> **STORED ROWS**:
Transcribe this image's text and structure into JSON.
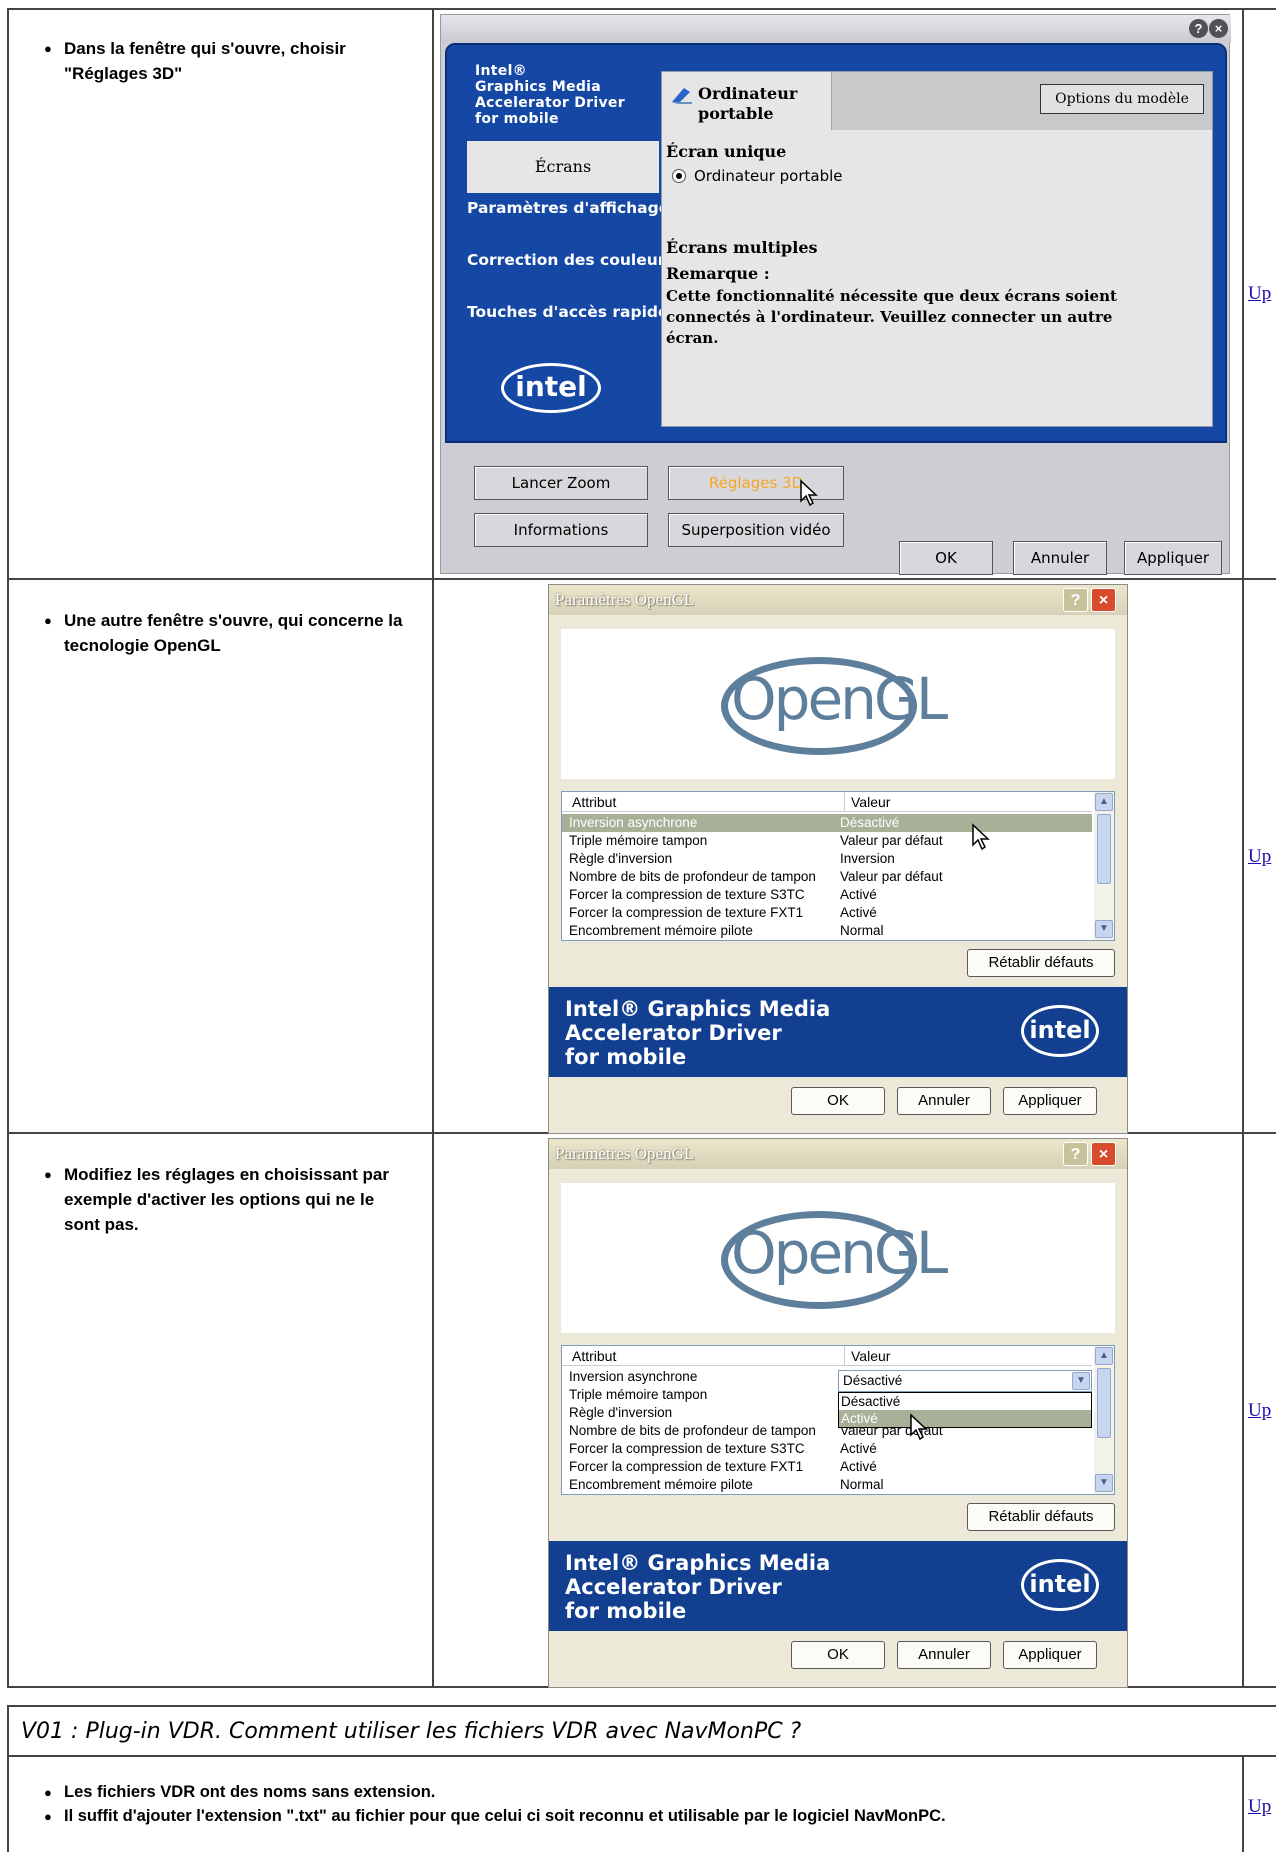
{
  "rows": [
    {
      "note": "Dans la fenêtre qui s'ouvre, choisir \"Réglages 3D\"",
      "link": "Up"
    },
    {
      "note": "Une autre fenêtre s'ouvre, qui concerne la tecnologie OpenGL",
      "link": "Up"
    },
    {
      "note": "Modifiez les réglages en choisissant par exemple d'activer les options qui ne le sont pas.",
      "link": "Up"
    }
  ],
  "intel_window": {
    "brand": [
      "Intel®",
      "Graphics Media",
      "Accelerator Driver",
      "for mobile"
    ],
    "nav_selected": "Écrans",
    "nav_items": [
      "Paramètres d'affichage",
      "Correction des couleurs",
      "Touches d'accès rapide"
    ],
    "logo": "intel",
    "device_line1": "Ordinateur",
    "device_line2": "portable",
    "model_options_button": "Options du modèle",
    "single_screen_label": "Écran unique",
    "radio_label": "Ordinateur portable",
    "multi_screen_label": "Écrans multiples",
    "note_title": "Remarque :",
    "note_text": "Cette fonctionnalité nécessite que deux écrans soient connectés à l'ordinateur. Veuillez connecter un autre écran.",
    "buttons": {
      "zoom": "Lancer Zoom",
      "settings3d": "Réglages 3D",
      "info": "Informations",
      "video": "Superposition vidéo",
      "ok": "OK",
      "cancel": "Annuler",
      "apply": "Appliquer"
    },
    "help_glyph": "?",
    "close_glyph": "×"
  },
  "opengl_windows": [
    {
      "title": "Paramètres OpenGL",
      "logo_text": "OpenGL",
      "col_attr": "Attribut",
      "col_val": "Valeur",
      "rows": [
        {
          "a": "Inversion asynchrone",
          "v": "Désactivé",
          "selected": true
        },
        {
          "a": "Triple mémoire tampon",
          "v": "Valeur par défaut"
        },
        {
          "a": "Règle d'inversion",
          "v": "Inversion"
        },
        {
          "a": "Nombre de bits de profondeur de tampon",
          "v": "Valeur par défaut"
        },
        {
          "a": "Forcer la compression de texture S3TC",
          "v": "Activé"
        },
        {
          "a": "Forcer la compression de texture FXT1",
          "v": "Activé"
        },
        {
          "a": "Encombrement mémoire pilote",
          "v": "Normal"
        }
      ],
      "reset": "Rétablir défauts",
      "banner": [
        "Intel® Graphics Media",
        "Accelerator Driver",
        "for mobile"
      ],
      "ok": "OK",
      "cancel": "Annuler",
      "apply": "Appliquer"
    },
    {
      "title": "Paramètres OpenGL",
      "logo_text": "OpenGL",
      "col_attr": "Attribut",
      "col_val": "Valeur",
      "rows": [
        {
          "a": "Inversion asynchrone",
          "v": ""
        },
        {
          "a": "Triple mémoire tampon",
          "v": ""
        },
        {
          "a": "Règle d'inversion",
          "v": ""
        },
        {
          "a": "Nombre de bits de profondeur de tampon",
          "v": "Valeur par défaut"
        },
        {
          "a": "Forcer la compression de texture S3TC",
          "v": "Activé"
        },
        {
          "a": "Forcer la compression de texture FXT1",
          "v": "Activé"
        },
        {
          "a": "Encombrement mémoire pilote",
          "v": "Normal"
        }
      ],
      "combo_value": "Désactivé",
      "dropdown_options": [
        "Désactivé",
        "Activé"
      ],
      "reset": "Rétablir défauts",
      "banner": [
        "Intel® Graphics Media",
        "Accelerator Driver",
        "for mobile"
      ],
      "ok": "OK",
      "cancel": "Annuler",
      "apply": "Appliquer"
    }
  ],
  "section": {
    "title": "V01 : Plug-in VDR. Comment utiliser les fichiers VDR avec NavMonPC ?",
    "bullets": [
      "Les fichiers VDR ont des noms sans extension.",
      "Il suffit d'ajouter l'extension \".txt\" au fichier pour que celui ci soit reconnu et utilisable par le logiciel NavMonPC."
    ],
    "link": "Up"
  },
  "colors": {
    "intel_blue": "#1547a5",
    "selected_row": "#a7b198",
    "settings3d_text": "#f5a623",
    "link": "#1a0dab"
  }
}
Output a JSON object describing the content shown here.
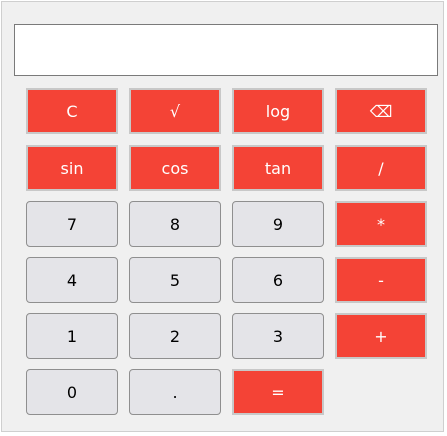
{
  "display": {
    "value": ""
  },
  "keys": {
    "clear": "C",
    "sqrt": "√",
    "log": "log",
    "backspace": "⌫",
    "sin": "sin",
    "cos": "cos",
    "tan": "tan",
    "divide": "/",
    "seven": "7",
    "eight": "8",
    "nine": "9",
    "multiply": "*",
    "four": "4",
    "five": "5",
    "six": "6",
    "subtract": "-",
    "one": "1",
    "two": "2",
    "three": "3",
    "add": "+",
    "zero": "0",
    "decimal": ".",
    "equals": "="
  },
  "colors": {
    "operator_red": "#f44336",
    "digit_gray": "#e4e4e8",
    "window_bg": "#f0f0f0"
  }
}
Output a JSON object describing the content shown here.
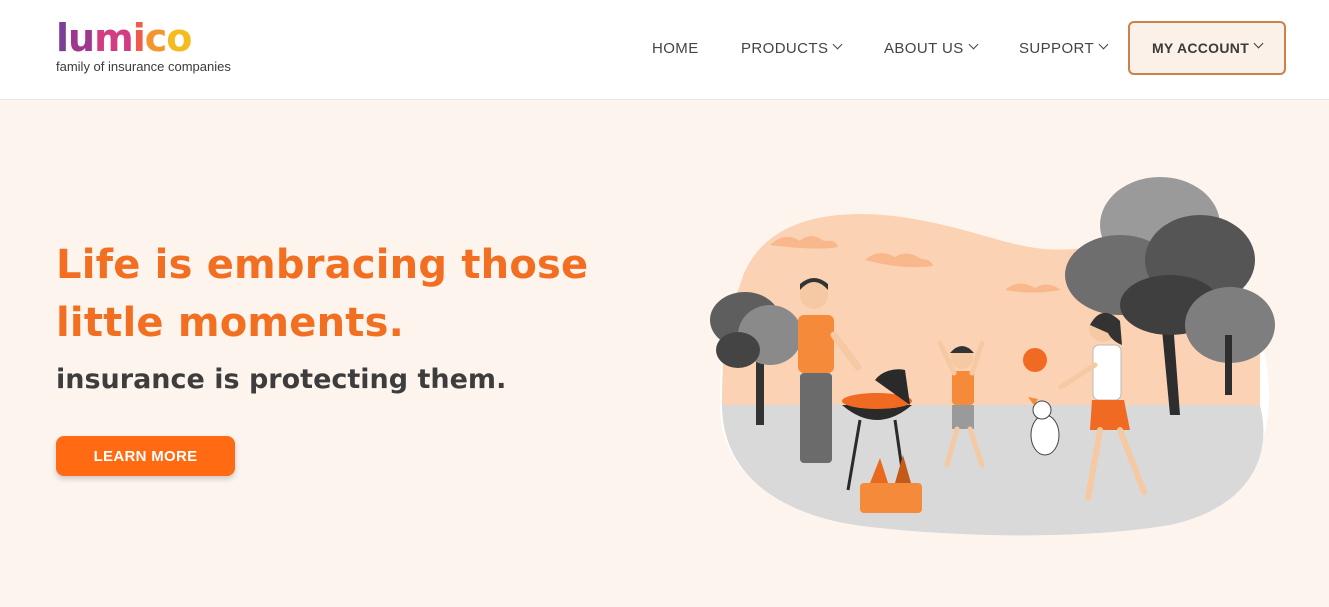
{
  "brand": {
    "name_letters": [
      "L",
      "u",
      "m",
      "i",
      "c",
      "o"
    ],
    "name_display": "lumico",
    "tagline": "family of insurance companies",
    "logo_colors": [
      "#7b3f98",
      "#b0388c",
      "#e0457b",
      "#f26a3d",
      "#f5a623",
      "#f7c21b"
    ]
  },
  "nav": {
    "items": [
      {
        "label": "HOME",
        "has_dropdown": false
      },
      {
        "label": "PRODUCTS",
        "has_dropdown": true
      },
      {
        "label": "ABOUT US",
        "has_dropdown": true
      },
      {
        "label": "SUPPORT",
        "has_dropdown": true
      }
    ],
    "account_label": "MY ACCOUNT"
  },
  "hero": {
    "headline_line1": "Life is embracing those",
    "headline_line2": "little moments.",
    "subhead": "insurance is protecting them.",
    "cta_label": "LEARN MORE"
  },
  "colors": {
    "accent": "#ff6a13",
    "headline": "#f26f21",
    "hero_bg": "#fdf4ee",
    "account_border": "#c9834a"
  },
  "icons": {
    "dropdown": "chevron-down-icon"
  }
}
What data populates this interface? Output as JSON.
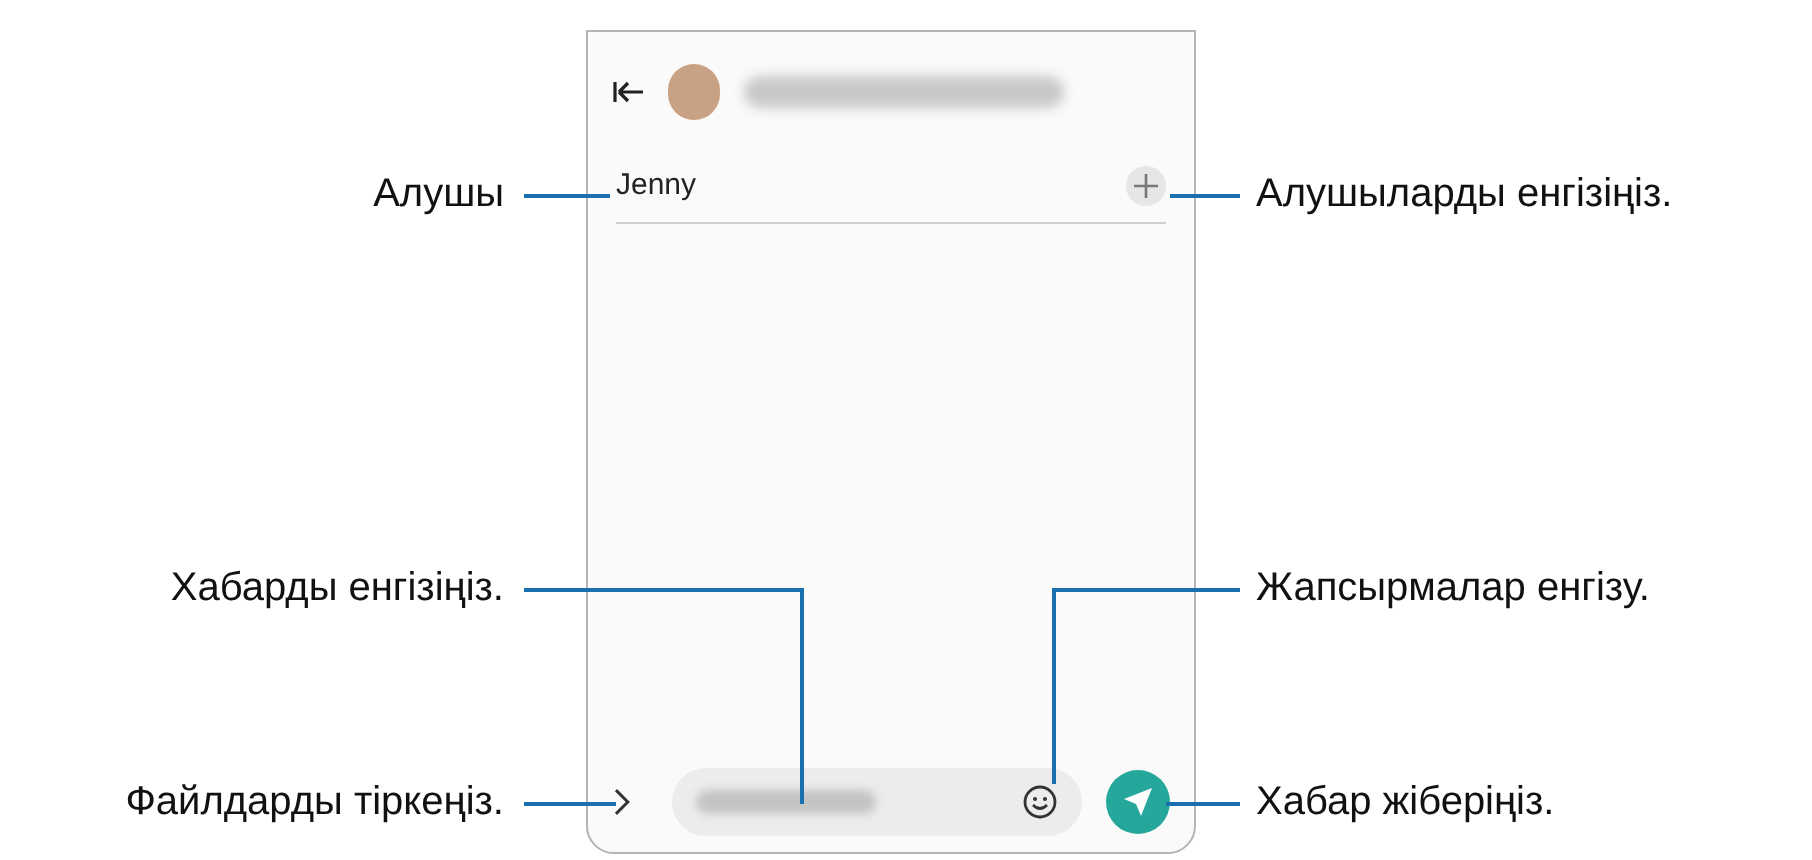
{
  "phone": {
    "recipient": "Jenny"
  },
  "left_callouts": [
    "Алушы",
    "Хабарды енгізіңіз.",
    "Файлдарды тіркеңіз."
  ],
  "right_callouts": [
    "Алушыларды енгізіңіз.",
    "Жапсырмалар енгізу.",
    "Хабар жіберіңіз."
  ]
}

> **WHAT YOU WILL DO**: Quote the records in their entirety, keeping the wording exact and excluding pictures.

> **FINAL RESULT**:
Transcribe this image's text and structure into JSON.
{
  "rows": [
    {
      "note": "Dans la fenêtre qui s'ouvre, choisir \"Réglages 3D\"",
      "link": "Up"
    },
    {
      "note": "Une autre fenêtre s'ouvre, qui concerne la tecnologie OpenGL",
      "link": "Up"
    },
    {
      "note": "Modifiez les réglages en choisissant par exemple d'activer les options qui ne le sont pas.",
      "link": "Up"
    }
  ],
  "intel_window": {
    "brand": [
      "Intel®",
      "Graphics Media",
      "Accelerator Driver",
      "for mobile"
    ],
    "nav_selected": "Écrans",
    "nav_items": [
      "Paramètres d'affichage",
      "Correction des couleurs",
      "Touches d'accès rapide"
    ],
    "logo": "intel",
    "device_line1": "Ordinateur",
    "device_line2": "portable",
    "model_options_button": "Options du modèle",
    "single_screen_label": "Écran unique",
    "radio_label": "Ordinateur portable",
    "multi_screen_label": "Écrans multiples",
    "note_title": "Remarque :",
    "note_text": "Cette fonctionnalité nécessite que deux écrans soient connectés à l'ordinateur. Veuillez connecter un autre écran.",
    "buttons": {
      "zoom": "Lancer Zoom",
      "settings3d": "Réglages 3D",
      "info": "Informations",
      "video": "Superposition vidéo",
      "ok": "OK",
      "cancel": "Annuler",
      "apply": "Appliquer"
    },
    "help_glyph": "?",
    "close_glyph": "×"
  },
  "opengl_windows": [
    {
      "title": "Paramètres OpenGL",
      "logo_text": "OpenGL",
      "col_attr": "Attribut",
      "col_val": "Valeur",
      "rows": [
        {
          "a": "Inversion asynchrone",
          "v": "Désactivé",
          "selected": true
        },
        {
          "a": "Triple mémoire tampon",
          "v": "Valeur par défaut"
        },
        {
          "a": "Règle d'inversion",
          "v": "Inversion"
        },
        {
          "a": "Nombre de bits de profondeur de tampon",
          "v": "Valeur par défaut"
        },
        {
          "a": "Forcer la compression de texture S3TC",
          "v": "Activé"
        },
        {
          "a": "Forcer la compression de texture FXT1",
          "v": "Activé"
        },
        {
          "a": "Encombrement mémoire pilote",
          "v": "Normal"
        }
      ],
      "reset": "Rétablir défauts",
      "banner": [
        "Intel® Graphics Media",
        "Accelerator Driver",
        "for mobile"
      ],
      "ok": "OK",
      "cancel": "Annuler",
      "apply": "Appliquer"
    },
    {
      "title": "Paramètres OpenGL",
      "logo_text": "OpenGL",
      "col_attr": "Attribut",
      "col_val": "Valeur",
      "rows": [
        {
          "a": "Inversion asynchrone",
          "v": ""
        },
        {
          "a": "Triple mémoire tampon",
          "v": ""
        },
        {
          "a": "Règle d'inversion",
          "v": ""
        },
        {
          "a": "Nombre de bits de profondeur de tampon",
          "v": "Valeur par défaut"
        },
        {
          "a": "Forcer la compression de texture S3TC",
          "v": "Activé"
        },
        {
          "a": "Forcer la compression de texture FXT1",
          "v": "Activé"
        },
        {
          "a": "Encombrement mémoire pilote",
          "v": "Normal"
        }
      ],
      "combo_value": "Désactivé",
      "dropdown_options": [
        "Désactivé",
        "Activé"
      ],
      "reset": "Rétablir défauts",
      "banner": [
        "Intel® Graphics Media",
        "Accelerator Driver",
        "for mobile"
      ],
      "ok": "OK",
      "cancel": "Annuler",
      "apply": "Appliquer"
    }
  ],
  "section": {
    "title": "V01 : Plug-in VDR. Comment utiliser les fichiers VDR avec NavMonPC ?",
    "bullets": [
      "Les fichiers VDR ont des noms sans extension.",
      "Il suffit d'ajouter l'extension \".txt\" au fichier pour que celui ci soit reconnu et utilisable par le logiciel NavMonPC."
    ],
    "link": "Up"
  },
  "colors": {
    "intel_blue": "#1547a5",
    "selected_row": "#a7b198",
    "settings3d_text": "#f5a623",
    "link": "#1a0dab"
  }
}
Output a JSON object describing the content shown here.
{
  "display": {
    "value": ""
  },
  "keys": {
    "clear": "C",
    "sqrt": "√",
    "log": "log",
    "backspace": "⌫",
    "sin": "sin",
    "cos": "cos",
    "tan": "tan",
    "divide": "/",
    "seven": "7",
    "eight": "8",
    "nine": "9",
    "multiply": "*",
    "four": "4",
    "five": "5",
    "six": "6",
    "subtract": "-",
    "one": "1",
    "two": "2",
    "three": "3",
    "add": "+",
    "zero": "0",
    "decimal": ".",
    "equals": "="
  },
  "colors": {
    "operator_red": "#f44336",
    "digit_gray": "#e4e4e8",
    "window_bg": "#f0f0f0"
  }
}
Output a JSON object describing the content shown here.
{
  "brand": {
    "name_letters": [
      "L",
      "u",
      "m",
      "i",
      "c",
      "o"
    ],
    "name_display": "lumico",
    "tagline": "family of insurance companies",
    "logo_colors": [
      "#7b3f98",
      "#b0388c",
      "#e0457b",
      "#f26a3d",
      "#f5a623",
      "#f7c21b"
    ]
  },
  "nav": {
    "items": [
      {
        "label": "HOME",
        "has_dropdown": false
      },
      {
        "label": "PRODUCTS",
        "has_dropdown": true
      },
      {
        "label": "ABOUT US",
        "has_dropdown": true
      },
      {
        "label": "SUPPORT",
        "has_dropdown": true
      }
    ],
    "account_label": "MY ACCOUNT"
  },
  "hero": {
    "headline_line1": "Life is embracing those",
    "headline_line2": "little moments.",
    "subhead": "insurance is protecting them.",
    "cta_label": "LEARN MORE"
  },
  "colors": {
    "accent": "#ff6a13",
    "headline": "#f26f21",
    "hero_bg": "#fdf4ee",
    "account_border": "#c9834a"
  },
  "icons": {
    "dropdown": "chevron-down-icon"
  }
}
What data populates this interface? Output as JSON.
{
  "phone": {
    "recipient": "Jenny"
  },
  "left_callouts": [
    "Алушы",
    "Хабарды енгізіңіз.",
    "Файлдарды тіркеңіз."
  ],
  "right_callouts": [
    "Алушыларды енгізіңіз.",
    "Жапсырмалар енгізу.",
    "Хабар жіберіңіз."
  ]
}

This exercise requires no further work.